● Stated task: Copy every line of the records below without any change.
# Start of Task inputs
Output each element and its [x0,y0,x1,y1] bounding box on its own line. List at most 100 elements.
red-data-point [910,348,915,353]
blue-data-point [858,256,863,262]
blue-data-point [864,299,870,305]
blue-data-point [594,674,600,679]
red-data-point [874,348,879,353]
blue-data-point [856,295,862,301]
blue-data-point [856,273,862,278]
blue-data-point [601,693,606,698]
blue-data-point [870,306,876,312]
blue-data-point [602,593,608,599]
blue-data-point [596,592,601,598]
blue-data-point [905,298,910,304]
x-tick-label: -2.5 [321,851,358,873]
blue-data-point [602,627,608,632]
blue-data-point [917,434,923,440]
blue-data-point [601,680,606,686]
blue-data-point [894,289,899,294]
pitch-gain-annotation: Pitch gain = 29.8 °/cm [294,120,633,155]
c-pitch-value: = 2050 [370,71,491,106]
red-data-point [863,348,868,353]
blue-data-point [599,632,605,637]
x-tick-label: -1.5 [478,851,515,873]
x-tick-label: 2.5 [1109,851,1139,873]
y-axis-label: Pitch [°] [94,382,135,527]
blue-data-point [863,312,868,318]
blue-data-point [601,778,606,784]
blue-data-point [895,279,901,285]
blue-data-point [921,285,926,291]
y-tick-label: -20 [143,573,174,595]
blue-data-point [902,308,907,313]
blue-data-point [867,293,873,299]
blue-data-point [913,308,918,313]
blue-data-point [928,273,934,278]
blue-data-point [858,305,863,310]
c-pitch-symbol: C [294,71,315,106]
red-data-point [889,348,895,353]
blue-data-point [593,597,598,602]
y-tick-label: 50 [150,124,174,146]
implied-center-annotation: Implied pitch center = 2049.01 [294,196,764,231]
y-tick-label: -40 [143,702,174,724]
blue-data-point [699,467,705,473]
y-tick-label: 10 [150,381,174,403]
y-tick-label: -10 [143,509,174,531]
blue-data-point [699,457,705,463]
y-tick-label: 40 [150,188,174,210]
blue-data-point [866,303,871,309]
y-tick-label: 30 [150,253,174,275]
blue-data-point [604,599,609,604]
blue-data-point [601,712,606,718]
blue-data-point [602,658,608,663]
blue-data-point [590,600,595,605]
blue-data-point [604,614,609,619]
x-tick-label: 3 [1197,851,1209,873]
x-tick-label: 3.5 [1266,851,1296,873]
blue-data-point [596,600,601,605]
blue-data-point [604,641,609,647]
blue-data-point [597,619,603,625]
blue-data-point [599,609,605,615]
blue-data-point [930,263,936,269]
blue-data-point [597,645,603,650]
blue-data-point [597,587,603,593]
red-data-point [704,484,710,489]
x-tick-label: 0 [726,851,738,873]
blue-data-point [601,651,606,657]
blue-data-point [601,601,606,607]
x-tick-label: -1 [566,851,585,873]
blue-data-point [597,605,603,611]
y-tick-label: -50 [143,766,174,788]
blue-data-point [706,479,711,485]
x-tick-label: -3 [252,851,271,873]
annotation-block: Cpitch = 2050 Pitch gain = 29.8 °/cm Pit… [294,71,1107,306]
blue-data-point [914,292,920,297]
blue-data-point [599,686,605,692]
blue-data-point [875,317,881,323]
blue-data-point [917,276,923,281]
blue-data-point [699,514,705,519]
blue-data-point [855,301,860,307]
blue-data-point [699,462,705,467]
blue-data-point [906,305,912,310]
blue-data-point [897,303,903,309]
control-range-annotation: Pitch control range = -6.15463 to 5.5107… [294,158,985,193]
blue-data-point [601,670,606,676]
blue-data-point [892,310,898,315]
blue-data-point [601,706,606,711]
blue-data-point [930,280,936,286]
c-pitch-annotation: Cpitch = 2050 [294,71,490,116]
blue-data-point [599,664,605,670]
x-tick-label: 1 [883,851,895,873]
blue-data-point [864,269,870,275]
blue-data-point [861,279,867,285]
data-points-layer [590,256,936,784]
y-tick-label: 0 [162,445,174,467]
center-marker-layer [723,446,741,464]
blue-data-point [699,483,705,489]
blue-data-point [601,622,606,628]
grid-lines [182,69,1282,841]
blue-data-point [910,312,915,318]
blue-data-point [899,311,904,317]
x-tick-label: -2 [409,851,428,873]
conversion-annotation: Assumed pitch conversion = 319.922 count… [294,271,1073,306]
# End of Task inputs
● The response:
Output each element and its [x0,y0,x1,y1] bounding box on its own line. List at most 100 elements.
red-data-point [910,348,915,353]
blue-data-point [858,256,863,262]
blue-data-point [864,299,870,305]
blue-data-point [594,674,600,679]
red-data-point [874,348,879,353]
blue-data-point [856,295,862,301]
blue-data-point [856,273,862,278]
blue-data-point [601,693,606,698]
blue-data-point [870,306,876,312]
blue-data-point [602,593,608,599]
blue-data-point [596,592,601,598]
blue-data-point [905,298,910,304]
x-tick-label: -2.5 [321,851,358,873]
blue-data-point [602,627,608,632]
blue-data-point [917,434,923,440]
blue-data-point [601,680,606,686]
blue-data-point [894,289,899,294]
pitch-gain-annotation: Pitch gain = 29.8 °/cm [294,120,633,155]
c-pitch-value: = 2050 [370,71,491,106]
red-data-point [863,348,868,353]
blue-data-point [599,632,605,637]
x-tick-label: -1.5 [478,851,515,873]
x-tick-label: 2.5 [1109,851,1139,873]
y-axis-label: Pitch [°] [94,382,135,527]
blue-data-point [863,312,868,318]
blue-data-point [601,778,606,784]
blue-data-point [895,279,901,285]
blue-data-point [921,285,926,291]
y-tick-label: -20 [143,573,174,595]
blue-data-point [902,308,907,313]
blue-data-point [867,293,873,299]
blue-data-point [913,308,918,313]
blue-data-point [928,273,934,278]
blue-data-point [858,305,863,310]
c-pitch-symbol: C [294,71,315,106]
red-data-point [889,348,895,353]
blue-data-point [593,597,598,602]
y-tick-label: 50 [150,124,174,146]
implied-center-annotation: Implied pitch center = 2049.01 [294,196,764,231]
y-tick-label: -40 [143,702,174,724]
blue-data-point [699,467,705,473]
y-tick-label: 10 [150,381,174,403]
y-tick-label: -10 [143,509,174,531]
blue-data-point [699,457,705,463]
y-tick-label: 40 [150,188,174,210]
blue-data-point [866,303,871,309]
y-tick-label: 30 [150,253,174,275]
blue-data-point [604,599,609,604]
blue-data-point [601,712,606,718]
blue-data-point [602,658,608,663]
blue-data-point [590,600,595,605]
blue-data-point [604,614,609,619]
x-tick-label: 3 [1197,851,1209,873]
x-tick-label: 3.5 [1266,851,1296,873]
blue-data-point [596,600,601,605]
blue-data-point [604,641,609,647]
blue-data-point [597,619,603,625]
blue-data-point [599,609,605,615]
blue-data-point [930,263,936,269]
blue-data-point [597,645,603,650]
blue-data-point [597,587,603,593]
red-data-point [704,484,710,489]
x-tick-label: 0 [726,851,738,873]
blue-data-point [601,651,606,657]
blue-data-point [601,601,606,607]
x-tick-label: -1 [566,851,585,873]
blue-data-point [597,605,603,611]
y-tick-label: -50 [143,766,174,788]
blue-data-point [706,479,711,485]
x-tick-label: -3 [252,851,271,873]
annotation-block: Cpitch = 2050 Pitch gain = 29.8 °/cm Pit… [294,71,1107,306]
blue-data-point [914,292,920,297]
blue-data-point [599,686,605,692]
blue-data-point [875,317,881,323]
blue-data-point [917,276,923,281]
blue-data-point [699,514,705,519]
blue-data-point [855,301,860,307]
blue-data-point [699,462,705,467]
blue-data-point [906,305,912,310]
blue-data-point [897,303,903,309]
control-range-annotation: Pitch control range = -6.15463 to 5.5107… [294,158,985,193]
blue-data-point [601,670,606,676]
blue-data-point [892,310,898,315]
blue-data-point [601,706,606,711]
blue-data-point [930,280,936,286]
c-pitch-annotation: Cpitch = 2050 [294,71,490,116]
blue-data-point [599,664,605,670]
x-tick-label: 1 [883,851,895,873]
blue-data-point [864,269,870,275]
blue-data-point [861,279,867,285]
data-points-layer [590,256,936,784]
y-tick-label: 0 [162,445,174,467]
center-marker-layer [723,446,741,464]
blue-data-point [699,483,705,489]
blue-data-point [601,622,606,628]
grid-lines [182,69,1282,841]
blue-data-point [910,312,915,318]
blue-data-point [899,311,904,317]
x-tick-label: -2 [409,851,428,873]
conversion-annotation: Assumed pitch conversion = 319.922 count… [294,271,1073,306]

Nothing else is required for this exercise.